• _AIM_:
Write the material out again in full, exactly.

Entries with figure data:
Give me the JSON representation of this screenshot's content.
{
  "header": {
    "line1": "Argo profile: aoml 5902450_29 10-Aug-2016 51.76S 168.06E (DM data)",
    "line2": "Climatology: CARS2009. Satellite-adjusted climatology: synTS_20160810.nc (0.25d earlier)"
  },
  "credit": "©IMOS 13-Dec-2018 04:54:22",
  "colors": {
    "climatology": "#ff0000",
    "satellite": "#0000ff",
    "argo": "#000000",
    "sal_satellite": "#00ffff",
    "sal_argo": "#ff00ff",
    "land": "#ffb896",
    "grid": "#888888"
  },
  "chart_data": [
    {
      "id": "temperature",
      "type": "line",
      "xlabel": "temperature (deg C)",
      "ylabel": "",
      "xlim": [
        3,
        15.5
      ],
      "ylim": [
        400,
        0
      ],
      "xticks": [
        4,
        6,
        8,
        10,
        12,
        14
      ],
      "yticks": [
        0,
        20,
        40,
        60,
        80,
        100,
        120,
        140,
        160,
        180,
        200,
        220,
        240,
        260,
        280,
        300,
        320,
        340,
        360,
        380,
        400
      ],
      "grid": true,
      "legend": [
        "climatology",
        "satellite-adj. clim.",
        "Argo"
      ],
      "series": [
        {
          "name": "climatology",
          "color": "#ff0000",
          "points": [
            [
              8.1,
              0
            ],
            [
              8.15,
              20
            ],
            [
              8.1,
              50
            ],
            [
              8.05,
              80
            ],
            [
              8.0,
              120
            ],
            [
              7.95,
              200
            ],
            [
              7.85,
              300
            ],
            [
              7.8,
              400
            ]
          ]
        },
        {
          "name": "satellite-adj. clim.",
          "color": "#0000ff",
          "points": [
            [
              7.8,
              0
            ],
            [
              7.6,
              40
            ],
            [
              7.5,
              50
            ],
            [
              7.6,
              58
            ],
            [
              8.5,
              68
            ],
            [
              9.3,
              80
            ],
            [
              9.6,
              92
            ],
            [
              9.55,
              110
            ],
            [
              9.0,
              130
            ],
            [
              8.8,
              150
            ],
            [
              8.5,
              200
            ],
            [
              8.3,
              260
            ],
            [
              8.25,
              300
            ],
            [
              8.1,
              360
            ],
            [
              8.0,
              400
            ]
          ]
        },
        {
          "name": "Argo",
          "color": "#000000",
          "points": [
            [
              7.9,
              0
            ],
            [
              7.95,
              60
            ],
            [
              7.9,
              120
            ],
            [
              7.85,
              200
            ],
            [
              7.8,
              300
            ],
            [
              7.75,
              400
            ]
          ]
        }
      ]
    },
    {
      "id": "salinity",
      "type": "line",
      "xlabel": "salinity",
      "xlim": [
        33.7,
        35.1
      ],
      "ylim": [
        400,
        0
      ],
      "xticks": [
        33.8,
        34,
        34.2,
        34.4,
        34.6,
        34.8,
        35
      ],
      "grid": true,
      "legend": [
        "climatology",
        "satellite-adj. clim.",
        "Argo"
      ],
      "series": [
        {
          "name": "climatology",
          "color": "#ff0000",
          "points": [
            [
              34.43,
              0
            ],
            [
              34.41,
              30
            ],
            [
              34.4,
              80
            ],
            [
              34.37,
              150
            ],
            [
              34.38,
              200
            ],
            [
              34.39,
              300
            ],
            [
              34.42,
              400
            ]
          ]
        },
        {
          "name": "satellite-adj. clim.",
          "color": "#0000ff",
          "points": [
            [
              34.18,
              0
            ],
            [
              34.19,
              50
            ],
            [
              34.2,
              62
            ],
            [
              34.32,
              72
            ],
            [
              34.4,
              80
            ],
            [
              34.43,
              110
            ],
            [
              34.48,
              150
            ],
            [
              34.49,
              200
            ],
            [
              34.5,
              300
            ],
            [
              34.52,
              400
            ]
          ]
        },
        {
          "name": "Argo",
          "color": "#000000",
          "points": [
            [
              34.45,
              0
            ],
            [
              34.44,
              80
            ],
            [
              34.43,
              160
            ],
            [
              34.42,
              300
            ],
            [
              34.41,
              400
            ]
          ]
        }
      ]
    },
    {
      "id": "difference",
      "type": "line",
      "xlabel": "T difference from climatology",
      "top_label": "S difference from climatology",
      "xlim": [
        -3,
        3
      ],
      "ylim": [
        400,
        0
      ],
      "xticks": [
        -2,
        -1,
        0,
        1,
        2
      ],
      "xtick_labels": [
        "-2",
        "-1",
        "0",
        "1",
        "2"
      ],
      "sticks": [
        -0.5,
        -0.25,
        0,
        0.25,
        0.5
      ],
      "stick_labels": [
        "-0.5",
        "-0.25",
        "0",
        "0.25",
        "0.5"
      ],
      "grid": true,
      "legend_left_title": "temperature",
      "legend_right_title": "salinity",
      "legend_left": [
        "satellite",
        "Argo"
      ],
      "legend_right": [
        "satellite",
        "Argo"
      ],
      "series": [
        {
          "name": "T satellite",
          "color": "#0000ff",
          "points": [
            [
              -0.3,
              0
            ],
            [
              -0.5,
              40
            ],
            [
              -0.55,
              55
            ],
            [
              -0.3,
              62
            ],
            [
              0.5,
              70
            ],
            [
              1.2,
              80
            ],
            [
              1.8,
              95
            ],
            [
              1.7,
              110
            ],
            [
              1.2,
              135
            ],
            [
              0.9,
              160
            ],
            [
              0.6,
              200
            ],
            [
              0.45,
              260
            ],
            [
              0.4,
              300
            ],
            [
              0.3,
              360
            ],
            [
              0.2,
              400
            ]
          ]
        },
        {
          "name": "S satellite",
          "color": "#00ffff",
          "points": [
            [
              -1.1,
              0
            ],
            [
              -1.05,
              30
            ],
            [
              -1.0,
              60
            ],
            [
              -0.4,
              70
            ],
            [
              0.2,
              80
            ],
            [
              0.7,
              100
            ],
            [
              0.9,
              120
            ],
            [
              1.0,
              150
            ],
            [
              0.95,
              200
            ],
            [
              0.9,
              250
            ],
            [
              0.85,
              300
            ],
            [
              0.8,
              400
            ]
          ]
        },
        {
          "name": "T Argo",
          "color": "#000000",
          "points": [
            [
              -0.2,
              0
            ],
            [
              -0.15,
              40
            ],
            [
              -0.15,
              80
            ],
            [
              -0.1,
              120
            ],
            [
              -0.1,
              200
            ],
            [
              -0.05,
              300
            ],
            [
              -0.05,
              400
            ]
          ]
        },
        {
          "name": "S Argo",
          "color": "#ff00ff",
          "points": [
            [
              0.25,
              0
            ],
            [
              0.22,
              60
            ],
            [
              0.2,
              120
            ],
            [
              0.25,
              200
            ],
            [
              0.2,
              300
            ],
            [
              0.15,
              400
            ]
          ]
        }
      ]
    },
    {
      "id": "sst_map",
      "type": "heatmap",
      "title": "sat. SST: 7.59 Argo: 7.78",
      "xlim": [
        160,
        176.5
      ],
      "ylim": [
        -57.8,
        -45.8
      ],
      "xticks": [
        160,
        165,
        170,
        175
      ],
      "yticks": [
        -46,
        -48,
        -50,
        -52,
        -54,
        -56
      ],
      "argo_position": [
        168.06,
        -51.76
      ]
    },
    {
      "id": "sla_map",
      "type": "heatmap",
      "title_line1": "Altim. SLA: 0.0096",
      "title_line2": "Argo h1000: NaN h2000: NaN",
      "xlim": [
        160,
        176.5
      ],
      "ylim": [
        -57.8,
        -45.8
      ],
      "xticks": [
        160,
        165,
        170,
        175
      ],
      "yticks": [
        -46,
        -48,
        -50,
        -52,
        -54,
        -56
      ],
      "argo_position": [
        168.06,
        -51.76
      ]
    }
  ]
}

• _TASK SOLUTION_:
Give me the JSON representation of this screenshot's content.
{
  "header": {
    "line1": "Argo profile: aoml 5902450_29 10-Aug-2016 51.76S 168.06E (DM data)",
    "line2": "Climatology: CARS2009. Satellite-adjusted climatology: synTS_20160810.nc (0.25d earlier)"
  },
  "credit": "©IMOS 13-Dec-2018 04:54:22",
  "colors": {
    "climatology": "#ff0000",
    "satellite": "#0000ff",
    "argo": "#000000",
    "sal_satellite": "#00ffff",
    "sal_argo": "#ff00ff",
    "land": "#ffb896",
    "grid": "#888888"
  },
  "chart_data": [
    {
      "id": "temperature",
      "type": "line",
      "xlabel": "temperature (deg C)",
      "ylabel": "",
      "xlim": [
        3,
        15.5
      ],
      "ylim": [
        400,
        0
      ],
      "xticks": [
        4,
        6,
        8,
        10,
        12,
        14
      ],
      "yticks": [
        0,
        20,
        40,
        60,
        80,
        100,
        120,
        140,
        160,
        180,
        200,
        220,
        240,
        260,
        280,
        300,
        320,
        340,
        360,
        380,
        400
      ],
      "grid": true,
      "legend": [
        "climatology",
        "satellite-adj. clim.",
        "Argo"
      ],
      "series": [
        {
          "name": "climatology",
          "color": "#ff0000",
          "points": [
            [
              8.1,
              0
            ],
            [
              8.15,
              20
            ],
            [
              8.1,
              50
            ],
            [
              8.05,
              80
            ],
            [
              8.0,
              120
            ],
            [
              7.95,
              200
            ],
            [
              7.85,
              300
            ],
            [
              7.8,
              400
            ]
          ]
        },
        {
          "name": "satellite-adj. clim.",
          "color": "#0000ff",
          "points": [
            [
              7.8,
              0
            ],
            [
              7.6,
              40
            ],
            [
              7.5,
              50
            ],
            [
              7.6,
              58
            ],
            [
              8.5,
              68
            ],
            [
              9.3,
              80
            ],
            [
              9.6,
              92
            ],
            [
              9.55,
              110
            ],
            [
              9.0,
              130
            ],
            [
              8.8,
              150
            ],
            [
              8.5,
              200
            ],
            [
              8.3,
              260
            ],
            [
              8.25,
              300
            ],
            [
              8.1,
              360
            ],
            [
              8.0,
              400
            ]
          ]
        },
        {
          "name": "Argo",
          "color": "#000000",
          "points": [
            [
              7.9,
              0
            ],
            [
              7.95,
              60
            ],
            [
              7.9,
              120
            ],
            [
              7.85,
              200
            ],
            [
              7.8,
              300
            ],
            [
              7.75,
              400
            ]
          ]
        }
      ]
    },
    {
      "id": "salinity",
      "type": "line",
      "xlabel": "salinity",
      "xlim": [
        33.7,
        35.1
      ],
      "ylim": [
        400,
        0
      ],
      "xticks": [
        33.8,
        34,
        34.2,
        34.4,
        34.6,
        34.8,
        35
      ],
      "grid": true,
      "legend": [
        "climatology",
        "satellite-adj. clim.",
        "Argo"
      ],
      "series": [
        {
          "name": "climatology",
          "color": "#ff0000",
          "points": [
            [
              34.43,
              0
            ],
            [
              34.41,
              30
            ],
            [
              34.4,
              80
            ],
            [
              34.37,
              150
            ],
            [
              34.38,
              200
            ],
            [
              34.39,
              300
            ],
            [
              34.42,
              400
            ]
          ]
        },
        {
          "name": "satellite-adj. clim.",
          "color": "#0000ff",
          "points": [
            [
              34.18,
              0
            ],
            [
              34.19,
              50
            ],
            [
              34.2,
              62
            ],
            [
              34.32,
              72
            ],
            [
              34.4,
              80
            ],
            [
              34.43,
              110
            ],
            [
              34.48,
              150
            ],
            [
              34.49,
              200
            ],
            [
              34.5,
              300
            ],
            [
              34.52,
              400
            ]
          ]
        },
        {
          "name": "Argo",
          "color": "#000000",
          "points": [
            [
              34.45,
              0
            ],
            [
              34.44,
              80
            ],
            [
              34.43,
              160
            ],
            [
              34.42,
              300
            ],
            [
              34.41,
              400
            ]
          ]
        }
      ]
    },
    {
      "id": "difference",
      "type": "line",
      "xlabel": "T difference from climatology",
      "top_label": "S difference from climatology",
      "xlim": [
        -3,
        3
      ],
      "ylim": [
        400,
        0
      ],
      "xticks": [
        -2,
        -1,
        0,
        1,
        2
      ],
      "xtick_labels": [
        "-2",
        "-1",
        "0",
        "1",
        "2"
      ],
      "sticks": [
        -0.5,
        -0.25,
        0,
        0.25,
        0.5
      ],
      "stick_labels": [
        "-0.5",
        "-0.25",
        "0",
        "0.25",
        "0.5"
      ],
      "grid": true,
      "legend_left_title": "temperature",
      "legend_right_title": "salinity",
      "legend_left": [
        "satellite",
        "Argo"
      ],
      "legend_right": [
        "satellite",
        "Argo"
      ],
      "series": [
        {
          "name": "T satellite",
          "color": "#0000ff",
          "points": [
            [
              -0.3,
              0
            ],
            [
              -0.5,
              40
            ],
            [
              -0.55,
              55
            ],
            [
              -0.3,
              62
            ],
            [
              0.5,
              70
            ],
            [
              1.2,
              80
            ],
            [
              1.8,
              95
            ],
            [
              1.7,
              110
            ],
            [
              1.2,
              135
            ],
            [
              0.9,
              160
            ],
            [
              0.6,
              200
            ],
            [
              0.45,
              260
            ],
            [
              0.4,
              300
            ],
            [
              0.3,
              360
            ],
            [
              0.2,
              400
            ]
          ]
        },
        {
          "name": "S satellite",
          "color": "#00ffff",
          "points": [
            [
              -1.1,
              0
            ],
            [
              -1.05,
              30
            ],
            [
              -1.0,
              60
            ],
            [
              -0.4,
              70
            ],
            [
              0.2,
              80
            ],
            [
              0.7,
              100
            ],
            [
              0.9,
              120
            ],
            [
              1.0,
              150
            ],
            [
              0.95,
              200
            ],
            [
              0.9,
              250
            ],
            [
              0.85,
              300
            ],
            [
              0.8,
              400
            ]
          ]
        },
        {
          "name": "T Argo",
          "color": "#000000",
          "points": [
            [
              -0.2,
              0
            ],
            [
              -0.15,
              40
            ],
            [
              -0.15,
              80
            ],
            [
              -0.1,
              120
            ],
            [
              -0.1,
              200
            ],
            [
              -0.05,
              300
            ],
            [
              -0.05,
              400
            ]
          ]
        },
        {
          "name": "S Argo",
          "color": "#ff00ff",
          "points": [
            [
              0.25,
              0
            ],
            [
              0.22,
              60
            ],
            [
              0.2,
              120
            ],
            [
              0.25,
              200
            ],
            [
              0.2,
              300
            ],
            [
              0.15,
              400
            ]
          ]
        }
      ]
    },
    {
      "id": "sst_map",
      "type": "heatmap",
      "title": "sat. SST: 7.59 Argo: 7.78",
      "xlim": [
        160,
        176.5
      ],
      "ylim": [
        -57.8,
        -45.8
      ],
      "xticks": [
        160,
        165,
        170,
        175
      ],
      "yticks": [
        -46,
        -48,
        -50,
        -52,
        -54,
        -56
      ],
      "argo_position": [
        168.06,
        -51.76
      ]
    },
    {
      "id": "sla_map",
      "type": "heatmap",
      "title_line1": "Altim. SLA: 0.0096",
      "title_line2": "Argo h1000: NaN h2000: NaN",
      "xlim": [
        160,
        176.5
      ],
      "ylim": [
        -57.8,
        -45.8
      ],
      "xticks": [
        160,
        165,
        170,
        175
      ],
      "yticks": [
        -46,
        -48,
        -50,
        -52,
        -54,
        -56
      ],
      "argo_position": [
        168.06,
        -51.76
      ]
    }
  ]
}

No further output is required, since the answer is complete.